_WHAT IS EXPECTED_
Using the data beneath, show every line that includes the word "structured".

Dataset excerpts
+--
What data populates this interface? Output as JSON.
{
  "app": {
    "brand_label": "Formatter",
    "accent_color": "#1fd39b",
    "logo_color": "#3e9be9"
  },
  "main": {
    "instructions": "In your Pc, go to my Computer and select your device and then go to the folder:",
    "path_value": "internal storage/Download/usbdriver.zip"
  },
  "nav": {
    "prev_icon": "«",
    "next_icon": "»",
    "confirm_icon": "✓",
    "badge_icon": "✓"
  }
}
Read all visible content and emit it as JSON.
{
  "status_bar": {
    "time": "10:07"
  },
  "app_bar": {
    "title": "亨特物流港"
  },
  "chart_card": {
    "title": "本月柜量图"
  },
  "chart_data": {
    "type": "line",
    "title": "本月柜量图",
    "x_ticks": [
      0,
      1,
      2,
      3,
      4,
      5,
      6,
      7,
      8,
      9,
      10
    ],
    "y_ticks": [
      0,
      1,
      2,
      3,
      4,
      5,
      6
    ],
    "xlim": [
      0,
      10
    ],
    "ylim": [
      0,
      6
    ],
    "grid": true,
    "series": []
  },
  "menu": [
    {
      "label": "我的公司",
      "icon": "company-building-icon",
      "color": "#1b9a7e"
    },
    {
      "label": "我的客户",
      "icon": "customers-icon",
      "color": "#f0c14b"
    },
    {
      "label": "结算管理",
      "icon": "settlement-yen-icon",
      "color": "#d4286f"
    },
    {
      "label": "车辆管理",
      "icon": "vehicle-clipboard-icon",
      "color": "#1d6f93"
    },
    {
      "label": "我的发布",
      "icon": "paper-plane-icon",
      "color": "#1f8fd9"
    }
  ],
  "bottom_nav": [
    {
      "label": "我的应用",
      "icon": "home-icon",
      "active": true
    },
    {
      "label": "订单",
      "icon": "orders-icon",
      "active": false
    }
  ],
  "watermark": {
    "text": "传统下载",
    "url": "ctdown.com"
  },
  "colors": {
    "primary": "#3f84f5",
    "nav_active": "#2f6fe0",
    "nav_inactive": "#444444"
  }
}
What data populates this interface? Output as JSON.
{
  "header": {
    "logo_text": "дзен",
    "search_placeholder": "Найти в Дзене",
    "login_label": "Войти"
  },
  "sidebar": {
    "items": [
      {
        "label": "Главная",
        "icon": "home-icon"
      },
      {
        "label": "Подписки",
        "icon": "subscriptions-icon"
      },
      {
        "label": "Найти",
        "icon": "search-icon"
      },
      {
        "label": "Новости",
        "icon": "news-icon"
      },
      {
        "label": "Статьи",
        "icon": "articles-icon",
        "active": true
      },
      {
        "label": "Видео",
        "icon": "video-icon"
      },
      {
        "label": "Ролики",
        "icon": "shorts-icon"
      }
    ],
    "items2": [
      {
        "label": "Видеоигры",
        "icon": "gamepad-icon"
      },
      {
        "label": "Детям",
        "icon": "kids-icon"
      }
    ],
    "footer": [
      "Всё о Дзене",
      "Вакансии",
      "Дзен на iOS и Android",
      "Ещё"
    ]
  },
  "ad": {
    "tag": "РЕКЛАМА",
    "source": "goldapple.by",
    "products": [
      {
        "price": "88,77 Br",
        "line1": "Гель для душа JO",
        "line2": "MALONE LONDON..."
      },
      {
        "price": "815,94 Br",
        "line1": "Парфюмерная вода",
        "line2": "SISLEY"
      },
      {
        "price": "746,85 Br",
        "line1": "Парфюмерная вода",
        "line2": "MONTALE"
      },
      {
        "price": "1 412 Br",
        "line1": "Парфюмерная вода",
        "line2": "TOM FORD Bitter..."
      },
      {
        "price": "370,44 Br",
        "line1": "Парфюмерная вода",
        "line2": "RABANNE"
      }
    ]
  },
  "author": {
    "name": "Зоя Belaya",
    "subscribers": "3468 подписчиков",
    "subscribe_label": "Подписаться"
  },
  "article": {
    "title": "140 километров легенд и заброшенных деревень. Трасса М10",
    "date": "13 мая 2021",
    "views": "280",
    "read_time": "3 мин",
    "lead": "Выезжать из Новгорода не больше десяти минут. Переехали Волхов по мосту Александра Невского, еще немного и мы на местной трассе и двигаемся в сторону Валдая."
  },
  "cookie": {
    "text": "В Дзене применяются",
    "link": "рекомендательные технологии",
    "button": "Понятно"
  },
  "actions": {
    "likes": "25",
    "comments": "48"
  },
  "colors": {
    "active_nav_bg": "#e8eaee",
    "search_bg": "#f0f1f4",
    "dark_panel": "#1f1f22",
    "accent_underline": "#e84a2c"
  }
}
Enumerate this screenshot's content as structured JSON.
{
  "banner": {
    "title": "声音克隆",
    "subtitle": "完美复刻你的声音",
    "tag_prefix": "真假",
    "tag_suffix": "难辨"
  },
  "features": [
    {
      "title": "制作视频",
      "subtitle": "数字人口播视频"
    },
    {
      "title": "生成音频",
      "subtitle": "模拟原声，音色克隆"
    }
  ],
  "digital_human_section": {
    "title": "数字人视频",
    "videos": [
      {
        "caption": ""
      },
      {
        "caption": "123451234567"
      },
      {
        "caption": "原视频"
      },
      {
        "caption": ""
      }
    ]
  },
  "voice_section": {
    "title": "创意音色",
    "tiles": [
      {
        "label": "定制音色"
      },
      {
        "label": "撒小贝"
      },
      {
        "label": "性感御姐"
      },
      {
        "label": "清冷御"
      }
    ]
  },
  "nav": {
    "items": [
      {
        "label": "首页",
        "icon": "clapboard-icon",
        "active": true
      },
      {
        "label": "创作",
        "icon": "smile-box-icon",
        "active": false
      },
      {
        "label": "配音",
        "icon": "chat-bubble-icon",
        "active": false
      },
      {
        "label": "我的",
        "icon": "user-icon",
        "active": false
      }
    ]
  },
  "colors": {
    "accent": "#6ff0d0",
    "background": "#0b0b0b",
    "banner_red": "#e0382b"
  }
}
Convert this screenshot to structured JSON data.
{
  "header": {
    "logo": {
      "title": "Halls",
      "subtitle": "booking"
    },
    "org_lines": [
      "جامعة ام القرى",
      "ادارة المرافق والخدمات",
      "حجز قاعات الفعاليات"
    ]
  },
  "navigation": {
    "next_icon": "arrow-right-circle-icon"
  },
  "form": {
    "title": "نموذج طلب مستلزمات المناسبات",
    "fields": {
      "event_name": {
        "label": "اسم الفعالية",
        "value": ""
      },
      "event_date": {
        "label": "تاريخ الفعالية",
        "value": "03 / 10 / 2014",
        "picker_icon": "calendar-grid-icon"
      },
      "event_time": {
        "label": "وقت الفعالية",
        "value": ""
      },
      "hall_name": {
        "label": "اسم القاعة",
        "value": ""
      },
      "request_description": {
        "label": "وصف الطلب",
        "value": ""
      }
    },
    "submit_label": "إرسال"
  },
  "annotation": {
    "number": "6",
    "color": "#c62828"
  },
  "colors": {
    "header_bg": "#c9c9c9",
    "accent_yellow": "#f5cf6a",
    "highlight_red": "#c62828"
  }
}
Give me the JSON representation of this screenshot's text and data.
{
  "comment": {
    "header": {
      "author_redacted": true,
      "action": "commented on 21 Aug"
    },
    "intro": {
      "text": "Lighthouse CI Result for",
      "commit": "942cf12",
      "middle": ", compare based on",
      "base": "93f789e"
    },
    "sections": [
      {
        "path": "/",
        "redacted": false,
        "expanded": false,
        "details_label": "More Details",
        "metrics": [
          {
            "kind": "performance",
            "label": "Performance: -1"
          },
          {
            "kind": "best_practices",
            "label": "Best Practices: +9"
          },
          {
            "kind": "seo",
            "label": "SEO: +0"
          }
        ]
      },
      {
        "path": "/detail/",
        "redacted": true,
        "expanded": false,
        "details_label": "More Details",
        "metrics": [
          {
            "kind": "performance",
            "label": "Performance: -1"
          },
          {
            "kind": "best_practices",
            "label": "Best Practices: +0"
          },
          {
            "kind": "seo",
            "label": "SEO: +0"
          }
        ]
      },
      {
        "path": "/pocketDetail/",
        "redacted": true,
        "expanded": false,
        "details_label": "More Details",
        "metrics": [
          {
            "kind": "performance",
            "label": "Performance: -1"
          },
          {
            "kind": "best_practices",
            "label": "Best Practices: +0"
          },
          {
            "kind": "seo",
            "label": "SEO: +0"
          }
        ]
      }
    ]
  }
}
+--
_EXERCISE RESPONSE_
Enumerate this screenshot's content as structured JSON.
Convert this screenshot to structured JSON data.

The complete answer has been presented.